Task brief:
Show all lines of the listing that hold the word "this".

[Data entries]

◆ ◆ ◆ ◆ ◆ ◆ ◆

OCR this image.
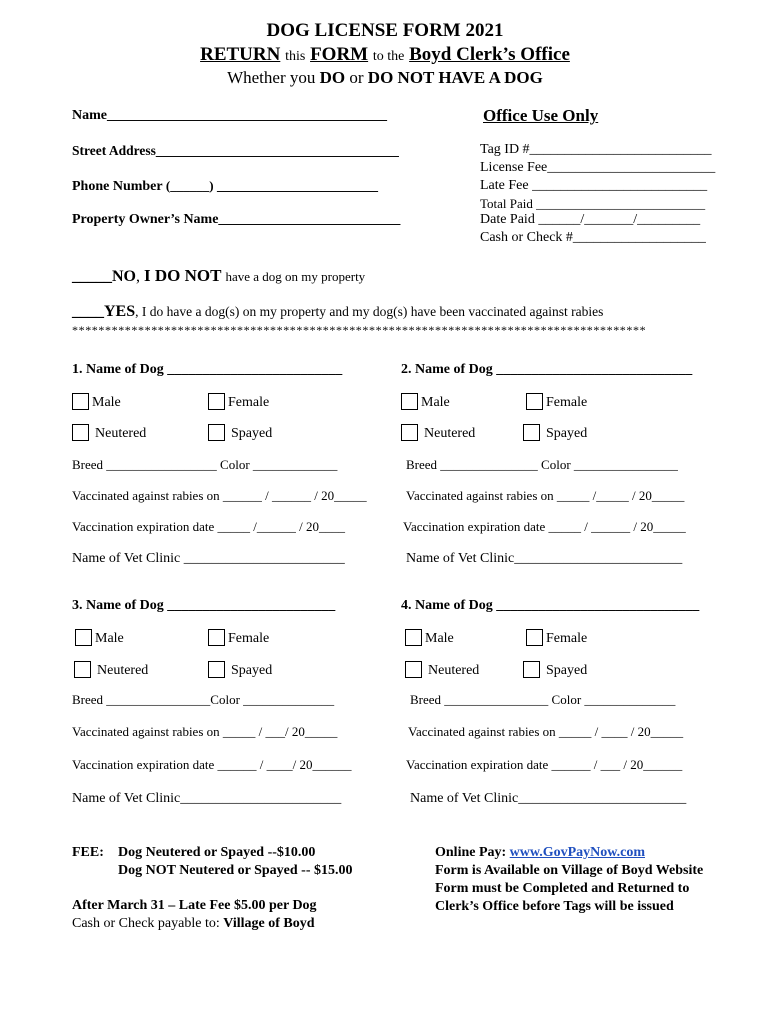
DOG LICENSE FORM 2021
RETURN this FORM to the Boyd Clerk’s Office
Whether you DO or DO NOT HAVE A DOG
Name________________________________________
Street Address____________________________________
Phone Number (______) _______________________
Property Owner’s Name__________________________
Office Use Only
Tag ID #__________________________
License Fee________________________
Late Fee _________________________
Total Paid __________________________
Date Paid ______/_______/_________
Cash or Check #___________________
_____NO, I DO NOT have a dog on my property
____YES, I do have a dog(s) on my property and my dog(s) have been vaccinated against rabies
***************************************************************************************
1. Name of Dog _________________________
Male	Female
Neutered	Spayed
Breed _________________ Color _____________
Vaccinated against rabies on ______ / ______ / 20_____
Vaccination expiration date _____ /______ / 20____
Name of Vet Clinic _______________________
2. Name of Dog ____________________________
Male	Female
Neutered	Spayed
Breed _______________ Color ________________
Vaccinated against rabies on _____ /_____ / 20_____
Vaccination expiration date _____ / ______ / 20_____
Name of Vet Clinic________________________
3. Name of Dog ________________________
Male	Female
Neutered	Spayed
Breed ________________Color ______________
Vaccinated against rabies on _____ / ___/ 20_____
Vaccination expiration date ______ / ____/ 20______
Name of Vet Clinic_______________________
4. Name of Dog _____________________________
Male	Female
Neutered	Spayed
Breed ________________ Color ______________
Vaccinated against rabies on _____ / ____ / 20_____
Vaccination expiration date ______ / ___ / 20______
Name of Vet Clinic________________________
FEE: Dog Neutered or Spayed --$10.00
Dog NOT Neutered or Spayed -- $15.00
After March 31 – Late Fee $5.00 per Dog
Cash or Check payable to: Village of Boyd
Online Pay: www.GovPayNow.com
Form is Available on Village of Boyd Website
Form must be Completed and Returned to
Clerk’s Office before Tags will be issued
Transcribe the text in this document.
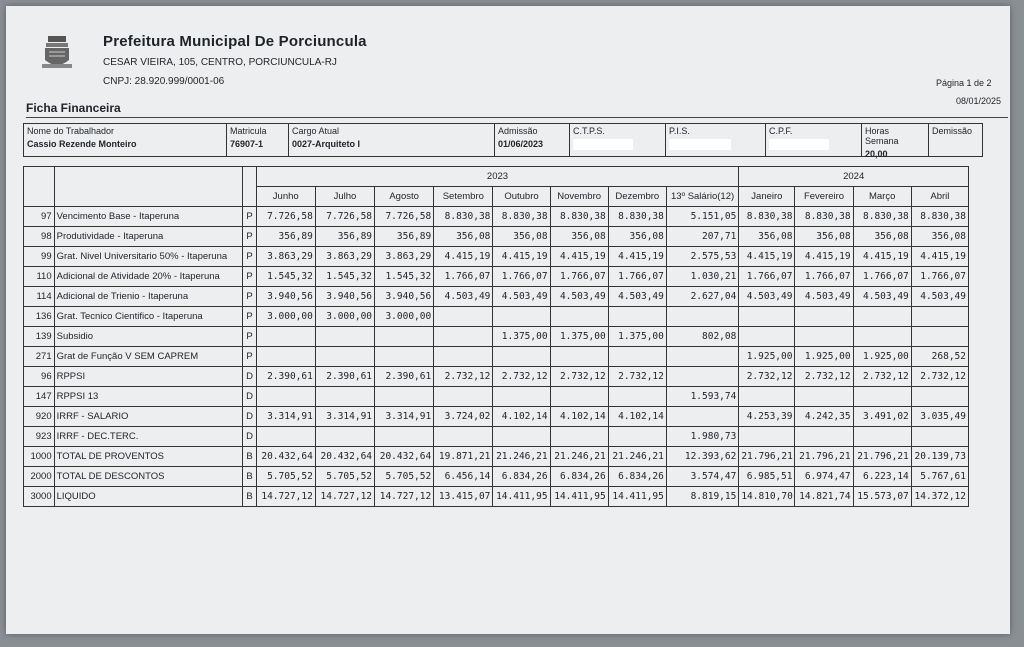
Prefeitura Municipal De Porciuncula
CESAR VIEIRA, 105, CENTRO, PORCIUNCULA-RJ
CNPJ: 28.920.999/0001-06	Página 1 de 2
08/01/2025
Ficha Financeira
Nome do Trabalhador
Cassio Rezende Monteiro
Matricula
76907-1
Cargo Atual
0027-Arquiteto I
Admissão
01/06/2023
C.T.P.S.	P.I.S.	C.P.F.	Horas Semana
20,00
Demissão
			2023								2024			
			Junho	Julho	Agosto	Setembro	Outubro	Novembro	Dezembro	13º Salário(12)	Janeiro	Fevereiro	Março	Abril
97	Vencimento Base - Itaperuna	P	7.726,58	7.726,58	7.726,58	8.830,38	8.830,38	8.830,38	8.830,38	5.151,05	8.830,38	8.830,38	8.830,38	8.830,38
98	Produtividade - Itaperuna	P	356,89	356,89	356,89	356,08	356,08	356,08	356,08	207,71	356,08	356,08	356,08	356,08
99	Grat. Nivel Universitario 50% - Itaperuna	P	3.863,29	3.863,29	3.863,29	4.415,19	4.415,19	4.415,19	4.415,19	2.575,53	4.415,19	4.415,19	4.415,19	4.415,19
110	Adicional de Atividade 20% - Itaperuna	P	1.545,32	1.545,32	1.545,32	1.766,07	1.766,07	1.766,07	1.766,07	1.030,21	1.766,07	1.766,07	1.766,07	1.766,07
114	Adicional de Trienio - Itaperuna	P	3.940,56	3.940,56	3.940,56	4.503,49	4.503,49	4.503,49	4.503,49	2.627,04	4.503,49	4.503,49	4.503,49	4.503,49
136	Grat. Tecnico Cientifico - Itaperuna	P	3.000,00	3.000,00	3.000,00									
139	Subsidio	P					1.375,00	1.375,00	1.375,00	802,08				
271	Grat de Função V SEM CAPREM	P									1.925,00	1.925,00	1.925,00	268,52
96	RPPSI	D	2.390,61	2.390,61	2.390,61	2.732,12	2.732,12	2.732,12	2.732,12		2.732,12	2.732,12	2.732,12	2.732,12
147	RPPSI 13	D								1.593,74				
920	IRRF - SALARIO	D	3.314,91	3.314,91	3.314,91	3.724,02	4.102,14	4.102,14	4.102,14		4.253,39	4.242,35	3.491,02	3.035,49
923	IRRF - DEC.TERC.	D								1.980,73				
1000	TOTAL DE PROVENTOS	B	20.432,64	20.432,64	20.432,64	19.871,21	21.246,21	21.246,21	21.246,21	12.393,62	21.796,21	21.796,21	21.796,21	20.139,73
2000	TOTAL DE DESCONTOS	B	5.705,52	5.705,52	5.705,52	6.456,14	6.834,26	6.834,26	6.834,26	3.574,47	6.985,51	6.974,47	6.223,14	5.767,61
3000	LIQUIDO	B	14.727,12	14.727,12	14.727,12	13.415,07	14.411,95	14.411,95	14.411,95	8.819,15	14.810,70	14.821,74	15.573,07	14.372,12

◆ ◆ ◆ ◆ ◆ ◆ ◆

Exercise output:
OCR this image.
RETURN this FORM to the Boyd Clerk’s Office
Transcribe the text in this document.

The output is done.